- _Instructions to follow_: Show every line that has the string "salaire" in it.

- _Record excerpts_:
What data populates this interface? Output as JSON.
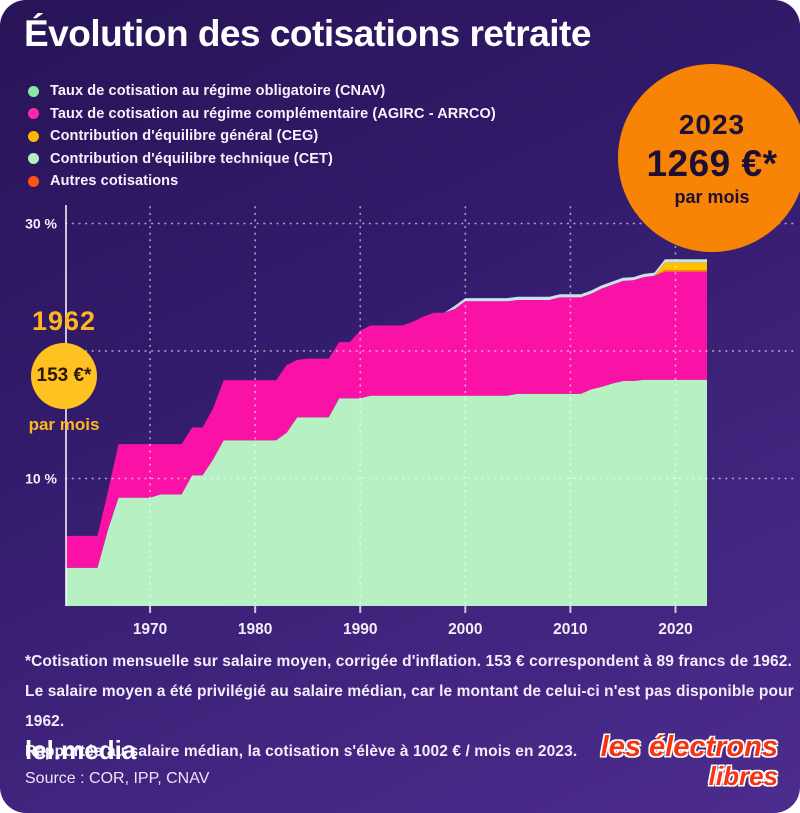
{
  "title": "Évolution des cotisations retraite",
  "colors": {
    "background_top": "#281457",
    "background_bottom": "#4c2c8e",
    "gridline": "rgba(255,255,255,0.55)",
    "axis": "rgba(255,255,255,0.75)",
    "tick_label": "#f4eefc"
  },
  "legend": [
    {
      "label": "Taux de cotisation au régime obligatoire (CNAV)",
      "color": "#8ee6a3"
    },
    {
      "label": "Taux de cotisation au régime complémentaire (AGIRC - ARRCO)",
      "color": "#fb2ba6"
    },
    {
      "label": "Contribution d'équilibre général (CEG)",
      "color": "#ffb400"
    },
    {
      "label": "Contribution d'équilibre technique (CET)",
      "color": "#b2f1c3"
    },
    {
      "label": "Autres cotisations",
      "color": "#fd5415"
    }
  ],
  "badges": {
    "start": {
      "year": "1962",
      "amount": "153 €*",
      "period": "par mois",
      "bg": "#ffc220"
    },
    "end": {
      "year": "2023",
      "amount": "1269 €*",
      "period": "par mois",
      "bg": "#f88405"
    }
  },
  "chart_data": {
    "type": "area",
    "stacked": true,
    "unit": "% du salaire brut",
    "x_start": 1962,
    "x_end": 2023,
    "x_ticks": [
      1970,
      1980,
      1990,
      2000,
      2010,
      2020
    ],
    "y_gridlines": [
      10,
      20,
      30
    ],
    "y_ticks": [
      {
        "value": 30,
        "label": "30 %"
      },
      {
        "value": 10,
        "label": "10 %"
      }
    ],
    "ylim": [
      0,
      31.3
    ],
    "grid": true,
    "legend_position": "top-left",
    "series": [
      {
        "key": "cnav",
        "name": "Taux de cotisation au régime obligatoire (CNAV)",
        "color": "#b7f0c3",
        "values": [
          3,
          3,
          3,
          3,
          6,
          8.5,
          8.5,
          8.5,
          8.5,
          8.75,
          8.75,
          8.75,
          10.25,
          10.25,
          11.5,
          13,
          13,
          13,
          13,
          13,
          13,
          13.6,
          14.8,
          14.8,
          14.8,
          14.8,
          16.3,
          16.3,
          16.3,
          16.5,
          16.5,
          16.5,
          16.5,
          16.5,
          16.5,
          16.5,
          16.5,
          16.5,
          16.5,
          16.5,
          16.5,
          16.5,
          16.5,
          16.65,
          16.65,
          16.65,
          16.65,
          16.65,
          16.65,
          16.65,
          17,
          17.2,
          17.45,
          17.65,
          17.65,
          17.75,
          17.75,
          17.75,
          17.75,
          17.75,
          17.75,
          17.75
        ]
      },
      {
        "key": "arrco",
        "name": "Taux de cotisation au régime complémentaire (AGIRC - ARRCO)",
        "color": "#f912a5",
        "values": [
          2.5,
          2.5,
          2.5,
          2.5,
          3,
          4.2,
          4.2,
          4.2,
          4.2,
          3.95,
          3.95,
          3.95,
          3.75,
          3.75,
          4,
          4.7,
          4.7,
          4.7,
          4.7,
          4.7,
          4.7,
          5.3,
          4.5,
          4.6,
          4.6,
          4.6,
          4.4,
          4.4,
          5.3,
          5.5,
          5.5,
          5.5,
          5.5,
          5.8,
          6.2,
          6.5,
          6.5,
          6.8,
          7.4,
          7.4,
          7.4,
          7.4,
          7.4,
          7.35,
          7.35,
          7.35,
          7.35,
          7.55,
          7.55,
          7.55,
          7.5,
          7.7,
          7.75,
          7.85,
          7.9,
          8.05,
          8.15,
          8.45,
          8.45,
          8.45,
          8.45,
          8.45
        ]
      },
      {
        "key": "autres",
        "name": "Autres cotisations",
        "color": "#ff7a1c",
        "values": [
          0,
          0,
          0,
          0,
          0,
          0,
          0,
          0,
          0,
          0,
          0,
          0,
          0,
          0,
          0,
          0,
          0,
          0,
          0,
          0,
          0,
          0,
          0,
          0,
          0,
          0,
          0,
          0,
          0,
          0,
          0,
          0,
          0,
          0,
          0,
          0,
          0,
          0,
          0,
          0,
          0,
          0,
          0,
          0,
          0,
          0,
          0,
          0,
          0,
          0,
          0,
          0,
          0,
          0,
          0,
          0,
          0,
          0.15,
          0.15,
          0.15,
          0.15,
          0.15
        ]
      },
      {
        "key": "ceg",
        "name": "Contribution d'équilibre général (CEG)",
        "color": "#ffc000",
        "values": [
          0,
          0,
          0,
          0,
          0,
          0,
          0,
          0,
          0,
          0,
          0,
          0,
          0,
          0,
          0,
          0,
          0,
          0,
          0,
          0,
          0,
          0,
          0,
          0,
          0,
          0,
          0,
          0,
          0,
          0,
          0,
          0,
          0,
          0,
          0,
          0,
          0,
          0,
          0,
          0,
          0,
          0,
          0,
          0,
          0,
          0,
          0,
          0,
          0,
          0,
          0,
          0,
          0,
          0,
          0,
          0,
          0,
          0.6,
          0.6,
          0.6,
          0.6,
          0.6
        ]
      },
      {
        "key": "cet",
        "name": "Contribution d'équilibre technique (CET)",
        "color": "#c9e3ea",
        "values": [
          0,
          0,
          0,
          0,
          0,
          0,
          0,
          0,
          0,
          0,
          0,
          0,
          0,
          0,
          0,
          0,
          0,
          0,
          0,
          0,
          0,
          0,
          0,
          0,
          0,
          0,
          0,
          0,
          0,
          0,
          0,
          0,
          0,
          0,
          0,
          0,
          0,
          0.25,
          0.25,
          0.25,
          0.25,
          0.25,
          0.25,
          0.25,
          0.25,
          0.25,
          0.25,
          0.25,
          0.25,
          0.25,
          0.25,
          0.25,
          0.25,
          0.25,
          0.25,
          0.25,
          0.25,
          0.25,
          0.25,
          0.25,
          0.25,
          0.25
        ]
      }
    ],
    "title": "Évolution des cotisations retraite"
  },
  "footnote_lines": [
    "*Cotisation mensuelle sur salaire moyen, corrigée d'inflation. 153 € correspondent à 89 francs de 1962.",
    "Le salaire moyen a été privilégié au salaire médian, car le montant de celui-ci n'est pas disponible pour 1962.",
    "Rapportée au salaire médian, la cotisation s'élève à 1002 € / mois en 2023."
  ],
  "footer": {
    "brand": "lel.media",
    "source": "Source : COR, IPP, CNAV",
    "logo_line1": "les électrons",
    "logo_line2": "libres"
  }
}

---

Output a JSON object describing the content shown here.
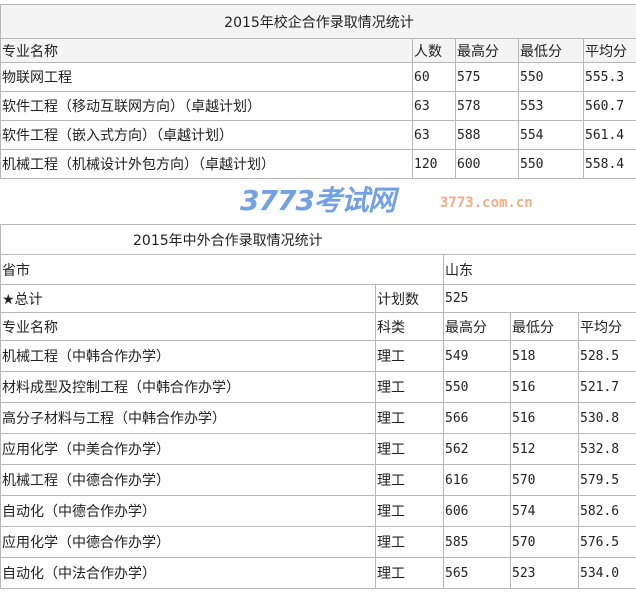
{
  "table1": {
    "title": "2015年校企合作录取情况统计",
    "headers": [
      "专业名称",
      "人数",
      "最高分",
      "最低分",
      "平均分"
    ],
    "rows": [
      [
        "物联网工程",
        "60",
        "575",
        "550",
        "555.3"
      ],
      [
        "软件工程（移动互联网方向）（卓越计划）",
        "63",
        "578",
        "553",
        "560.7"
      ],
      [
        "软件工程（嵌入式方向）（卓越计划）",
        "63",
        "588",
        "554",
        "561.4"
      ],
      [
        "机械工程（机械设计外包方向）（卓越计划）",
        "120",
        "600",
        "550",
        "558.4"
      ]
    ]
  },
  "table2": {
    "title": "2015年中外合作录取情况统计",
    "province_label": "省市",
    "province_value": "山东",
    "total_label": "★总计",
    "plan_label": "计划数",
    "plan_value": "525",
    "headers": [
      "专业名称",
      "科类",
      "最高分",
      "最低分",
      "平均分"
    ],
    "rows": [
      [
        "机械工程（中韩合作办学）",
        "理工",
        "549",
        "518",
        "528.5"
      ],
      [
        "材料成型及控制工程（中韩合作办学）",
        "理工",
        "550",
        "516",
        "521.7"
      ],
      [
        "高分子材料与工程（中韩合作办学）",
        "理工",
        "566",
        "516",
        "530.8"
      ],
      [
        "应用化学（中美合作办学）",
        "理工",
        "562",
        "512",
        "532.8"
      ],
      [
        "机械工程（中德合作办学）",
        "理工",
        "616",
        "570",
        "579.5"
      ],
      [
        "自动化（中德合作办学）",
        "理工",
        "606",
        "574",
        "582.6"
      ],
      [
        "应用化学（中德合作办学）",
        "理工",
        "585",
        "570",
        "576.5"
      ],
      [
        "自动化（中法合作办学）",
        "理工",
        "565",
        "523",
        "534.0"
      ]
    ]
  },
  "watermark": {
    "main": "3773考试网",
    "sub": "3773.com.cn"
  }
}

...

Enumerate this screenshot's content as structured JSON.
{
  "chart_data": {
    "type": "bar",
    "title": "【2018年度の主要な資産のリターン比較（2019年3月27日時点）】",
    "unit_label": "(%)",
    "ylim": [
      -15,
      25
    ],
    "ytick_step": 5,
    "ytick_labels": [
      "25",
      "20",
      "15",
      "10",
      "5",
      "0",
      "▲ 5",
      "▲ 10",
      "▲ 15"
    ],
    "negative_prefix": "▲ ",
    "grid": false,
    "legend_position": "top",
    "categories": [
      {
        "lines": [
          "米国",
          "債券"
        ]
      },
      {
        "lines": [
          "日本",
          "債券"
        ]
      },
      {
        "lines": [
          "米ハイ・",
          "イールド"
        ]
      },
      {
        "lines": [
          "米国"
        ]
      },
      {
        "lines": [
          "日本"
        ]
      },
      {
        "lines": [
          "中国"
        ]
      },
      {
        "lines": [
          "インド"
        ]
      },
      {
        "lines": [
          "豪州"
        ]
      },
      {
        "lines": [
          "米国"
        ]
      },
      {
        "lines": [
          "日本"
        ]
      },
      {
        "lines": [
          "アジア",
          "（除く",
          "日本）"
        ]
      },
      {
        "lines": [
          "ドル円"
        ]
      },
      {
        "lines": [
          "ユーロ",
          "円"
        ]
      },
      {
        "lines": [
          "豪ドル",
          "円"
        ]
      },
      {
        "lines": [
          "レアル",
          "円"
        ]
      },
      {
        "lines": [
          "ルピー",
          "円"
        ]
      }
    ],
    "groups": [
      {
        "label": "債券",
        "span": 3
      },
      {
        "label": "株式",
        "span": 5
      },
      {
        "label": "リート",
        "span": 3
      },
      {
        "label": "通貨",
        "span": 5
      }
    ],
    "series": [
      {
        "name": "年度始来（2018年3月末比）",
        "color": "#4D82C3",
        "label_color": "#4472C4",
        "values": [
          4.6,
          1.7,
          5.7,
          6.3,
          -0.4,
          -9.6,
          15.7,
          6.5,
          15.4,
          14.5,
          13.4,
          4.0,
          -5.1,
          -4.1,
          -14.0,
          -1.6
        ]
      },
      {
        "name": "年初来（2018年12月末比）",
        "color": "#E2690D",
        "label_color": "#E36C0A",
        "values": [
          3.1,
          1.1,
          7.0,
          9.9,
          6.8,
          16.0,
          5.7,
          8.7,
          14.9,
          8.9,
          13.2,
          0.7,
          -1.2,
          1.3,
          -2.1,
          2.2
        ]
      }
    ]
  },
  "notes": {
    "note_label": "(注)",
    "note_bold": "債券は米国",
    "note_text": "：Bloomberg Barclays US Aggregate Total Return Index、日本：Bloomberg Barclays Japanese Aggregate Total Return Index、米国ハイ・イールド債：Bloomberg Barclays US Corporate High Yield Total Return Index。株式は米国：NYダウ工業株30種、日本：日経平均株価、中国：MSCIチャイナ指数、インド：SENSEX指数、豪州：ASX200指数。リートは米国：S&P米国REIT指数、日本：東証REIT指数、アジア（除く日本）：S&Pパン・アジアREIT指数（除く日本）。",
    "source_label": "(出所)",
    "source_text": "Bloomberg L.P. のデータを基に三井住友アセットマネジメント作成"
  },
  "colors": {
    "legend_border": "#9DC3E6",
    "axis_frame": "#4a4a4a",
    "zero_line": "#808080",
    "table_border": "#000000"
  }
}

- _Result of the task_:
    "unit": "% du salaire brut",
    "*Cotisation mensuelle sur salaire moyen, corrigée d'inflation. 153 € correspondent à 89 francs de 1962.",
    "Le salaire moyen a été privilégié au salaire médian, car le montant de celui-ci n'est pas disponible pour 1962.",
    "Rapportée au salaire médian, la cotisation s'élève à 1002 € / mois en 2023."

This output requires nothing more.